(RECORDS TO USE begins)

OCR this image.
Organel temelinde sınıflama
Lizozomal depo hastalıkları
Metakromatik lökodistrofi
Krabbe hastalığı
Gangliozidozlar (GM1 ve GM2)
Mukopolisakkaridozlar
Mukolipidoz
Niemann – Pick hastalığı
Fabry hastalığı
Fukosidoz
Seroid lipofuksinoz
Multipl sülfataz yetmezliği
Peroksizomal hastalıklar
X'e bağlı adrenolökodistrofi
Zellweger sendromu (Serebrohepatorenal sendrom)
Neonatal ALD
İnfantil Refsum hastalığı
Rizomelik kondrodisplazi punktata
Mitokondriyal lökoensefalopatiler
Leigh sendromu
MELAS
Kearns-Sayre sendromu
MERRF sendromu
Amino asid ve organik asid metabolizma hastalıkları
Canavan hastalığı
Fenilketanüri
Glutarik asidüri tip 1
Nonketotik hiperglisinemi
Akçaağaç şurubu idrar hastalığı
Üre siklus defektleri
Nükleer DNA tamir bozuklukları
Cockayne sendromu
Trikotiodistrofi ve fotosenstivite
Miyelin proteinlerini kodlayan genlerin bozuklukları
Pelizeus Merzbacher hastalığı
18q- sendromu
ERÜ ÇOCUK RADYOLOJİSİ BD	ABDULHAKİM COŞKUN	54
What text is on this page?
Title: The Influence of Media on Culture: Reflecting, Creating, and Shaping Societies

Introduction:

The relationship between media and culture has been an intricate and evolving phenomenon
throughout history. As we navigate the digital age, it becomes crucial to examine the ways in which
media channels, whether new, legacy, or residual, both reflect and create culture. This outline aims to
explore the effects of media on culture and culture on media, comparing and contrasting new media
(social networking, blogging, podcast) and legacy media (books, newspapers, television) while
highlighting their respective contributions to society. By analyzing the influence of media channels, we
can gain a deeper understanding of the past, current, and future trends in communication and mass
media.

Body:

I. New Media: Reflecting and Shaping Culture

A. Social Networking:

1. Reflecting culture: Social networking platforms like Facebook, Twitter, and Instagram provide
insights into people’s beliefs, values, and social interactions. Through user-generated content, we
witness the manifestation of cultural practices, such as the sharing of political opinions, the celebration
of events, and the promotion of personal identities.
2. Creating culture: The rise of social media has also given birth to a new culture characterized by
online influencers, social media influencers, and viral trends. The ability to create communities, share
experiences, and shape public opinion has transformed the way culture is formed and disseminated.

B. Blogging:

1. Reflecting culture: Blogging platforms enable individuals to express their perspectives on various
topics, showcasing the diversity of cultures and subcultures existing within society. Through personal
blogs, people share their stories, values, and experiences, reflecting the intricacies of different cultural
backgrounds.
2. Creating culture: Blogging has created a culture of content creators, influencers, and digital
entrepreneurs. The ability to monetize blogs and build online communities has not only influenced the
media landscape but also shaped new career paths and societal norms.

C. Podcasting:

(RECORDS TO USE ends)

| TASK OBJECTIVE |
Retype all the records, matching them exactly.

| COMPLETED TASK |
OCR this image.
Organel temelinde sınıflama
Lizozomal depo hastalıkları
Metakromatik lökodistrofi
Krabbe hastalığı
Gangliozidozlar (GM1 ve GM2)
Mukopolisakkaridozlar
Mukolipidoz
Niemann – Pick hastalığı
Fabry hastalığı
Fukosidoz
Seroid lipofuksinoz
Multipl sülfataz yetmezliği
Peroksizomal hastalıklar
X'e bağlı adrenolökodistrofi
Zellweger sendromu (Serebrohepatorenal sendrom)
Neonatal ALD
İnfantil Refsum hastalığı
Rizomelik kondrodisplazi punktata
Mitokondriyal lökoensefalopatiler
Leigh sendromu
MELAS
Kearns-Sayre sendromu
MERRF sendromu
Amino asid ve organik asid metabolizma hastalıkları
Canavan hastalığı
Fenilketanüri
Glutarik asidüri tip 1
Nonketotik hiperglisinemi
Akçaağaç şurubu idrar hastalığı
Üre siklus defektleri
Nükleer DNA tamir bozuklukları
Cockayne sendromu
Trikotiodistrofi ve fotosenstivite
Miyelin proteinlerini kodlayan genlerin bozuklukları
Pelizeus Merzbacher hastalığı
18q- sendromu
ERÜ ÇOCUK RADYOLOJİSİ BD	ABDULHAKİM COŞKUN	54
What text is on this page?
Title: The Influence of Media on Culture: Reflecting, Creating, and Shaping Societies

Introduction:

The relationship between media and culture has been an intricate and evolving phenomenon
throughout history. As we navigate the digital age, it becomes crucial to examine the ways in which
media channels, whether new, legacy, or residual, both reflect and create culture. This outline aims to
explore the effects of media on culture and culture on media, comparing and contrasting new media
(social networking, blogging, podcast) and legacy media (books, newspapers, television) while
highlighting their respective contributions to society. By analyzing the influence of media channels, we
can gain a deeper understanding of the past, current, and future trends in communication and mass
media.

Body:

I. New Media: Reflecting and Shaping Culture

A. Social Networking:

1. Reflecting culture: Social networking platforms like Facebook, Twitter, and Instagram provide
insights into people’s beliefs, values, and social interactions. Through user-generated content, we
witness the manifestation of cultural practices, such as the sharing of political opinions, the celebration
of events, and the promotion of personal identities.
2. Creating culture: The rise of social media has also given birth to a new culture characterized by
online influencers, social media influencers, and viral trends. The ability to create communities, share
experiences, and shape public opinion has transformed the way culture is formed and disseminated.

B. Blogging:

1. Reflecting culture: Blogging platforms enable individuals to express their perspectives on various
topics, showcasing the diversity of cultures and subcultures existing within society. Through personal
blogs, people share their stories, values, and experiences, reflecting the intricacies of different cultural
backgrounds.
2. Creating culture: Blogging has created a culture of content creators, influencers, and digital
entrepreneurs. The ability to monetize blogs and build online communities has not only influenced the
media landscape but also shaped new career paths and societal norms.

C. Podcasting:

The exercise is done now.